------ Provided data ------

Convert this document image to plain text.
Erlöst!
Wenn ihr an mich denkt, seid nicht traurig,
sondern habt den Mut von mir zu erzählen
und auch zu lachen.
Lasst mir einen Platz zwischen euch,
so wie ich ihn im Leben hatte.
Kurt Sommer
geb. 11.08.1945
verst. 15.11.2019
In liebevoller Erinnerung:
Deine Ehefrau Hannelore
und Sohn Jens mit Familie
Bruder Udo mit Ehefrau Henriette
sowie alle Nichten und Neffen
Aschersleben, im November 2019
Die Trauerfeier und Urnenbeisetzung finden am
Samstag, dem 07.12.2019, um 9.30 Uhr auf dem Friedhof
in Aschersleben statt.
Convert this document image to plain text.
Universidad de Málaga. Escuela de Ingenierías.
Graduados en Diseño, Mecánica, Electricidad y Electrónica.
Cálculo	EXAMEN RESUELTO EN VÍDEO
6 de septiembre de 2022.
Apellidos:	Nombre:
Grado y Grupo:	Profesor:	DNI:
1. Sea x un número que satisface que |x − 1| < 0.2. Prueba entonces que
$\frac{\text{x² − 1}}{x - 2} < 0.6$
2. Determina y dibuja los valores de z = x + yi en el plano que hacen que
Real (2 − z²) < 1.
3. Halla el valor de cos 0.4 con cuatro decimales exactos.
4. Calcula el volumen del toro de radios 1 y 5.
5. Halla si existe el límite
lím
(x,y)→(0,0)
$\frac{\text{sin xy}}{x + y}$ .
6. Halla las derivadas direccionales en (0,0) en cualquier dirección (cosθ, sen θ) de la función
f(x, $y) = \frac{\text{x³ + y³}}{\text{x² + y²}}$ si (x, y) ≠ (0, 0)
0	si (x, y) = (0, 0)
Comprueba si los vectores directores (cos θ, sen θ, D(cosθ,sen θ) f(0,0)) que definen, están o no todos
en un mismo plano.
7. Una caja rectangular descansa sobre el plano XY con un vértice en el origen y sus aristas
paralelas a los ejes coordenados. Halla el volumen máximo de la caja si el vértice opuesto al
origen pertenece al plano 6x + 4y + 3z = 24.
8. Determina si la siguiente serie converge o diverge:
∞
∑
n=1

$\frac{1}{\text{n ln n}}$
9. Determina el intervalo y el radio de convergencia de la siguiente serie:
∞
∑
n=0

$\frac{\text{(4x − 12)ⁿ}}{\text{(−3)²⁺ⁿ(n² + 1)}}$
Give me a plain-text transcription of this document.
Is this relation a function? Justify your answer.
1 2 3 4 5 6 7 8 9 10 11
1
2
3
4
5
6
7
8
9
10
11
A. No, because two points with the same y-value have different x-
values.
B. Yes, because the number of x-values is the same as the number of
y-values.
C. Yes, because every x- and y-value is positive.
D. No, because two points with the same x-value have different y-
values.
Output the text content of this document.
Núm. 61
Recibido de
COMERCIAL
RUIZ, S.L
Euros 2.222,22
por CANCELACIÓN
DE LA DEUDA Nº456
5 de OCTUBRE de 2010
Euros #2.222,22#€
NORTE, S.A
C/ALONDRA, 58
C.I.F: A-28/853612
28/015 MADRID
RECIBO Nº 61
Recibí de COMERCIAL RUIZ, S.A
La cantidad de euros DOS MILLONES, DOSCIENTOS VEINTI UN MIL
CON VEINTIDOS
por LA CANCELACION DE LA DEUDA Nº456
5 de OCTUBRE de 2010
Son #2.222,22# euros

------

Set problem
Pick out and copy every line that contains the word "DEUDA".

Problem solution
DE LA DEUDA Nº456
por LA CANCELACION DE LA DEUDA Nº456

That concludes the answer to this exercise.